## Records to process
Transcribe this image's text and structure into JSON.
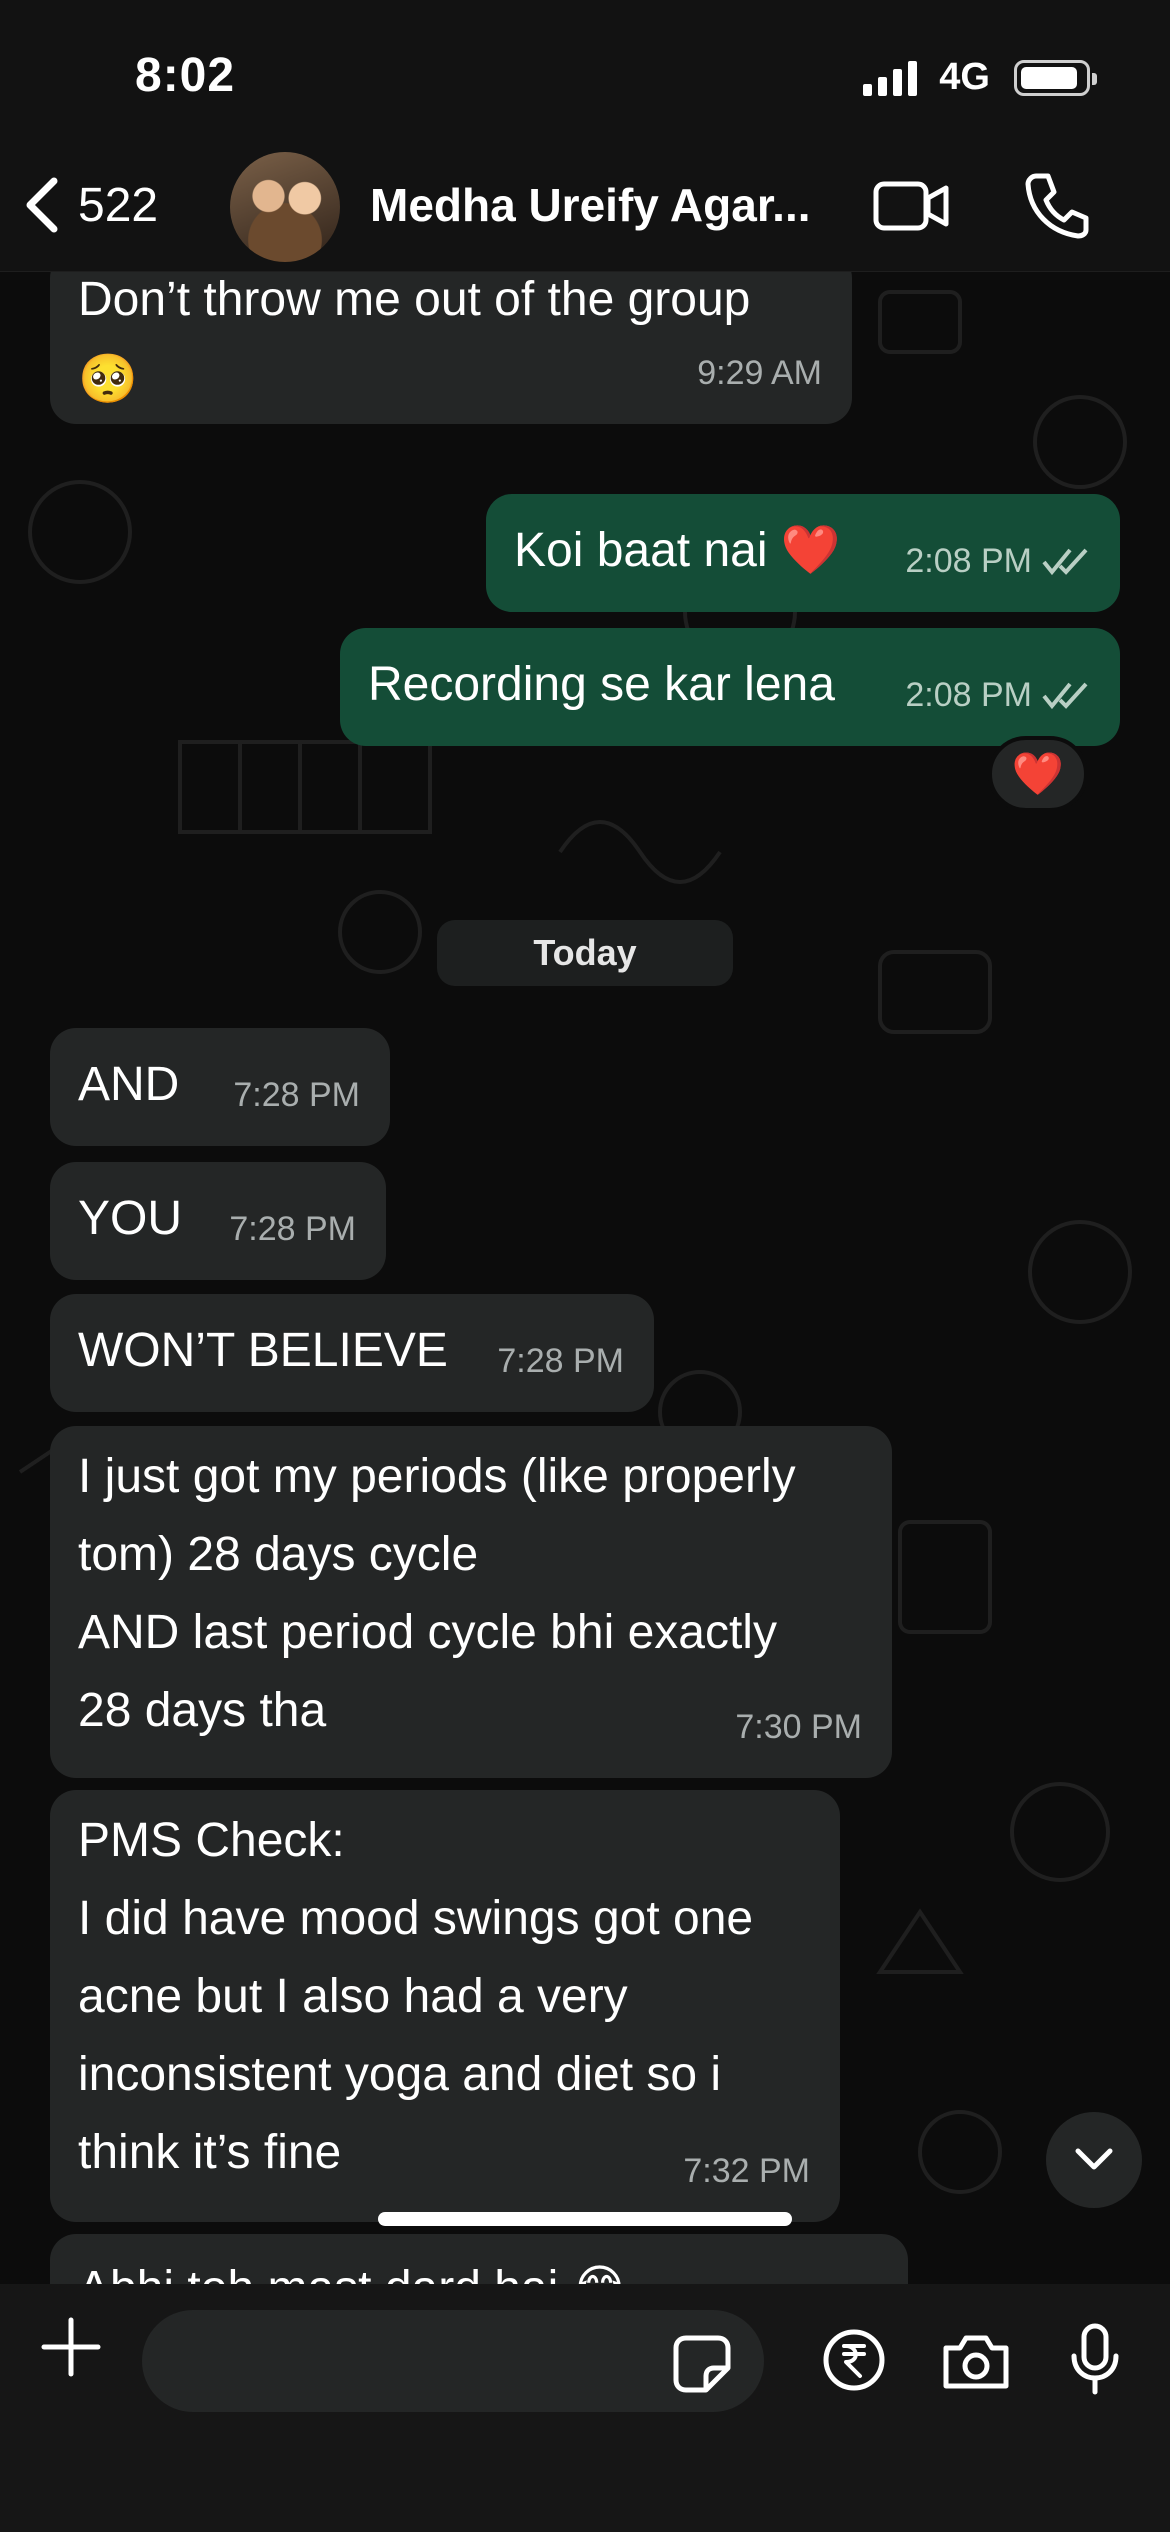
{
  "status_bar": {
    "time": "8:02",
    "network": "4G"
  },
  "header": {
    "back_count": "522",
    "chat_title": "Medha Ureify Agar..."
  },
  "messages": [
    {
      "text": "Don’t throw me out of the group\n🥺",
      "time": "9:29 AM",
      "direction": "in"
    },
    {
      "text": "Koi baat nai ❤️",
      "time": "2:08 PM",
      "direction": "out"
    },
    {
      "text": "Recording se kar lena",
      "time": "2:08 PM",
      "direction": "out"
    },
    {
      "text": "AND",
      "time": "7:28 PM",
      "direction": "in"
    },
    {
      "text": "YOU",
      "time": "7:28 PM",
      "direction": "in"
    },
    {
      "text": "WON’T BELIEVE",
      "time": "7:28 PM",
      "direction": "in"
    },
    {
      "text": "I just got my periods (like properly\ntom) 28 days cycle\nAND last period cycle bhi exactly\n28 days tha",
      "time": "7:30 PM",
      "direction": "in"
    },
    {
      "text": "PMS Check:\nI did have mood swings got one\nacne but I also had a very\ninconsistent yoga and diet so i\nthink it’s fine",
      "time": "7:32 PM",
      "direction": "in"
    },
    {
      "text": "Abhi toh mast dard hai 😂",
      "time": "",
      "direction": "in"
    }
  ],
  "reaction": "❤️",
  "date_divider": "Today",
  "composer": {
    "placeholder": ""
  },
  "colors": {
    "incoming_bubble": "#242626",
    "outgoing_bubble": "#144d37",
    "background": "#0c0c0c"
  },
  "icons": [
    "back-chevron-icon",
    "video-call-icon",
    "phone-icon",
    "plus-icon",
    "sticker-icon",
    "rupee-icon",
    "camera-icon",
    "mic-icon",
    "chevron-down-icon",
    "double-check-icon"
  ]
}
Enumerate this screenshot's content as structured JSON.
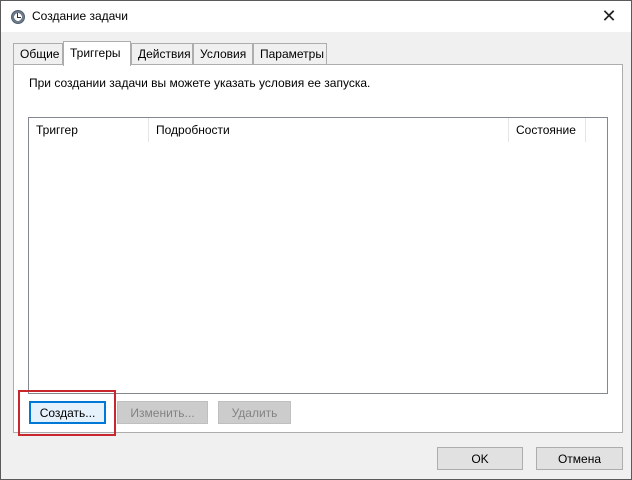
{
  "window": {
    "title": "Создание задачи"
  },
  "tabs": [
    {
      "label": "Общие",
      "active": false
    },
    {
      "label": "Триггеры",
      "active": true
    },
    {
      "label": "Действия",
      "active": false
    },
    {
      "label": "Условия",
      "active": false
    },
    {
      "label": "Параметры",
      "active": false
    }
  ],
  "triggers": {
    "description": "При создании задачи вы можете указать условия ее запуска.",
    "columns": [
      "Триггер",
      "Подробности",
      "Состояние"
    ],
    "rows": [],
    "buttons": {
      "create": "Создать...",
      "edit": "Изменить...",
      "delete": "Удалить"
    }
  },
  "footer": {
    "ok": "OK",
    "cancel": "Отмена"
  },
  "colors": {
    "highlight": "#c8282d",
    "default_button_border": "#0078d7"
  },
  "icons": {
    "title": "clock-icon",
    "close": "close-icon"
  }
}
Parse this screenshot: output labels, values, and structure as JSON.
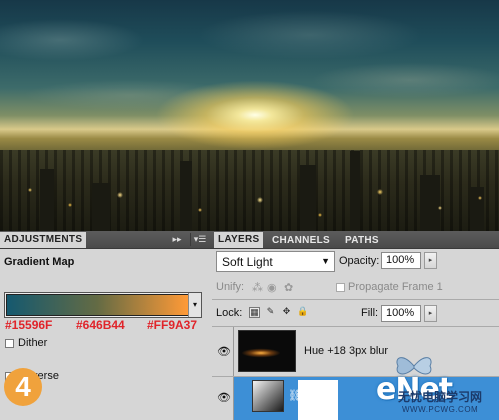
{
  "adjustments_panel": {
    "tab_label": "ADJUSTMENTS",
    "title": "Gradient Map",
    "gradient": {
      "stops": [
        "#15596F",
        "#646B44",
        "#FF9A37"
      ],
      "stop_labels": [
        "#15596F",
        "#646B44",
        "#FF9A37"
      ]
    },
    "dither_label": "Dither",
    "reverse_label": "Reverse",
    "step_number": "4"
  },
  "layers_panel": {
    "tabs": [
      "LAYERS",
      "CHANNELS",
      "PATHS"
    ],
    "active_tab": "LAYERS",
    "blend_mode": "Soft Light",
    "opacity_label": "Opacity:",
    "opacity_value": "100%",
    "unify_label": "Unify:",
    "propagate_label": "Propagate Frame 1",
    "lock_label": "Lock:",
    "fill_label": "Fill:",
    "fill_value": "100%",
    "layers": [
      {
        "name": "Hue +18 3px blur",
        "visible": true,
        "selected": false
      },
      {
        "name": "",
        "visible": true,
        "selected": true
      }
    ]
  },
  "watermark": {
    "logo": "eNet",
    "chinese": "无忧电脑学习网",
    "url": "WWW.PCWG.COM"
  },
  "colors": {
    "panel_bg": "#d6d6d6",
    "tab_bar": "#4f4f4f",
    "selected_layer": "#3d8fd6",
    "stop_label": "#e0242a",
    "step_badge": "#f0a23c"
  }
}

## Task instructions
Read the entries and show each line that mentions "this".

## Reply
Transcribe this image's text and structure into JSON.
Enumerate this screenshot's content as structured JSON.
Parse this screenshot: output labels, values, and structure as JSON.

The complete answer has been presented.